(DATA SUPPLIED)
## begin
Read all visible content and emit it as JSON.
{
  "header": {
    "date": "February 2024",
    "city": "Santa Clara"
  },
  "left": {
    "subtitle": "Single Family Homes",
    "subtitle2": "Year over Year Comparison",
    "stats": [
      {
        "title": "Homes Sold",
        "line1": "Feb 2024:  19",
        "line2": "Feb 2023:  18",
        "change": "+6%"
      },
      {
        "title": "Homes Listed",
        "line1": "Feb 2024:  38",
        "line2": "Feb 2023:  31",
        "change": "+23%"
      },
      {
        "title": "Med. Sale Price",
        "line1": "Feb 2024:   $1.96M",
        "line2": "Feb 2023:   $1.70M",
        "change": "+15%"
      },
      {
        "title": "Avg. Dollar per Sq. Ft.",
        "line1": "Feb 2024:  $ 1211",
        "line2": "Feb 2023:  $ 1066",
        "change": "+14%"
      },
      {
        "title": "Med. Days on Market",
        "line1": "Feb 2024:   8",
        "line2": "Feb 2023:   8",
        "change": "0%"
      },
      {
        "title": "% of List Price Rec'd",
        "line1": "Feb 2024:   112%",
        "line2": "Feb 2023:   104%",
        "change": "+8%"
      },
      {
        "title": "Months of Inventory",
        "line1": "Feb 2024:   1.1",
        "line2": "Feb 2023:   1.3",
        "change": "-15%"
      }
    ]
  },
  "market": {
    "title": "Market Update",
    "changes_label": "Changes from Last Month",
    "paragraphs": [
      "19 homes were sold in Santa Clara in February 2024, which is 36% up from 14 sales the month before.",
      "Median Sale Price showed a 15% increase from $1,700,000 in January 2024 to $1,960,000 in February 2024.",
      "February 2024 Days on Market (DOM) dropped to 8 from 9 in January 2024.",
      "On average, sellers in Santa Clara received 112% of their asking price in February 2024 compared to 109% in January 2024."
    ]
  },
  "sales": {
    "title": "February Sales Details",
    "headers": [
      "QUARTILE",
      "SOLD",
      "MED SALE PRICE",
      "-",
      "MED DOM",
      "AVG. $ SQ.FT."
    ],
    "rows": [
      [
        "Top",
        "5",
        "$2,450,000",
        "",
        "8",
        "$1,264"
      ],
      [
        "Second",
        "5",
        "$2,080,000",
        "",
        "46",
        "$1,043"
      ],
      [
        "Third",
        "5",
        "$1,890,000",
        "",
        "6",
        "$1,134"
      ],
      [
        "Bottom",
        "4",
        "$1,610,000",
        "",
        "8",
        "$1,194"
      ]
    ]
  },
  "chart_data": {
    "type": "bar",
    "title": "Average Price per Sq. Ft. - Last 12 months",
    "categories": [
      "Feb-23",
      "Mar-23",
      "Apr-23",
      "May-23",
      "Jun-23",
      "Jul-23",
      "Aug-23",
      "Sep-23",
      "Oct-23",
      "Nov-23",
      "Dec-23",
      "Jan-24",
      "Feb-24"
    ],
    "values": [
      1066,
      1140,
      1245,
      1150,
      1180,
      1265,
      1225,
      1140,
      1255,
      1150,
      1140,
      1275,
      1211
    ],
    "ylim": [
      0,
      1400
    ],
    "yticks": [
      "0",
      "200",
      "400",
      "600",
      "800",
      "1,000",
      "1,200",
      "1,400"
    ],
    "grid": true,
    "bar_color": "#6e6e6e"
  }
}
## end
(AIM) Set down all of the records shown above once more, exactly.

(FULL SOLUTION)
Read all visible content and emit it as JSON.
{
  "header": {
    "date": "February 2024",
    "city": "Santa Clara"
  },
  "left": {
    "subtitle": "Single Family Homes",
    "subtitle2": "Year over Year Comparison",
    "stats": [
      {
        "title": "Homes Sold",
        "line1": "Feb 2024:  19",
        "line2": "Feb 2023:  18",
        "change": "+6%"
      },
      {
        "title": "Homes Listed",
        "line1": "Feb 2024:  38",
        "line2": "Feb 2023:  31",
        "change": "+23%"
      },
      {
        "title": "Med. Sale Price",
        "line1": "Feb 2024:   $1.96M",
        "line2": "Feb 2023:   $1.70M",
        "change": "+15%"
      },
      {
        "title": "Avg. Dollar per Sq. Ft.",
        "line1": "Feb 2024:  $ 1211",
        "line2": "Feb 2023:  $ 1066",
        "change": "+14%"
      },
      {
        "title": "Med. Days on Market",
        "line1": "Feb 2024:   8",
        "line2": "Feb 2023:   8",
        "change": "0%"
      },
      {
        "title": "% of List Price Rec'd",
        "line1": "Feb 2024:   112%",
        "line2": "Feb 2023:   104%",
        "change": "+8%"
      },
      {
        "title": "Months of Inventory",
        "line1": "Feb 2024:   1.1",
        "line2": "Feb 2023:   1.3",
        "change": "-15%"
      }
    ]
  },
  "market": {
    "title": "Market Update",
    "changes_label": "Changes from Last Month",
    "paragraphs": [
      "19 homes were sold in Santa Clara in February 2024, which is 36% up from 14 sales the month before.",
      "Median Sale Price showed a 15% increase from $1,700,000 in January 2024 to $1,960,000 in February 2024.",
      "February 2024 Days on Market (DOM) dropped to 8 from 9 in January 2024.",
      "On average, sellers in Santa Clara received 112% of their asking price in February 2024 compared to 109% in January 2024."
    ]
  },
  "sales": {
    "title": "February Sales Details",
    "headers": [
      "QUARTILE",
      "SOLD",
      "MED SALE PRICE",
      "-",
      "MED DOM",
      "AVG. $ SQ.FT."
    ],
    "rows": [
      [
        "Top",
        "5",
        "$2,450,000",
        "",
        "8",
        "$1,264"
      ],
      [
        "Second",
        "5",
        "$2,080,000",
        "",
        "46",
        "$1,043"
      ],
      [
        "Third",
        "5",
        "$1,890,000",
        "",
        "6",
        "$1,134"
      ],
      [
        "Bottom",
        "4",
        "$1,610,000",
        "",
        "8",
        "$1,194"
      ]
    ]
  },
  "chart_data": {
    "type": "bar",
    "title": "Average Price per Sq. Ft. - Last 12 months",
    "categories": [
      "Feb-23",
      "Mar-23",
      "Apr-23",
      "May-23",
      "Jun-23",
      "Jul-23",
      "Aug-23",
      "Sep-23",
      "Oct-23",
      "Nov-23",
      "Dec-23",
      "Jan-24",
      "Feb-24"
    ],
    "values": [
      1066,
      1140,
      1245,
      1150,
      1180,
      1265,
      1225,
      1140,
      1255,
      1150,
      1140,
      1275,
      1211
    ],
    "ylim": [
      0,
      1400
    ],
    "yticks": [
      "0",
      "200",
      "400",
      "600",
      "800",
      "1,000",
      "1,200",
      "1,400"
    ],
    "grid": true,
    "bar_color": "#6e6e6e"
  }
}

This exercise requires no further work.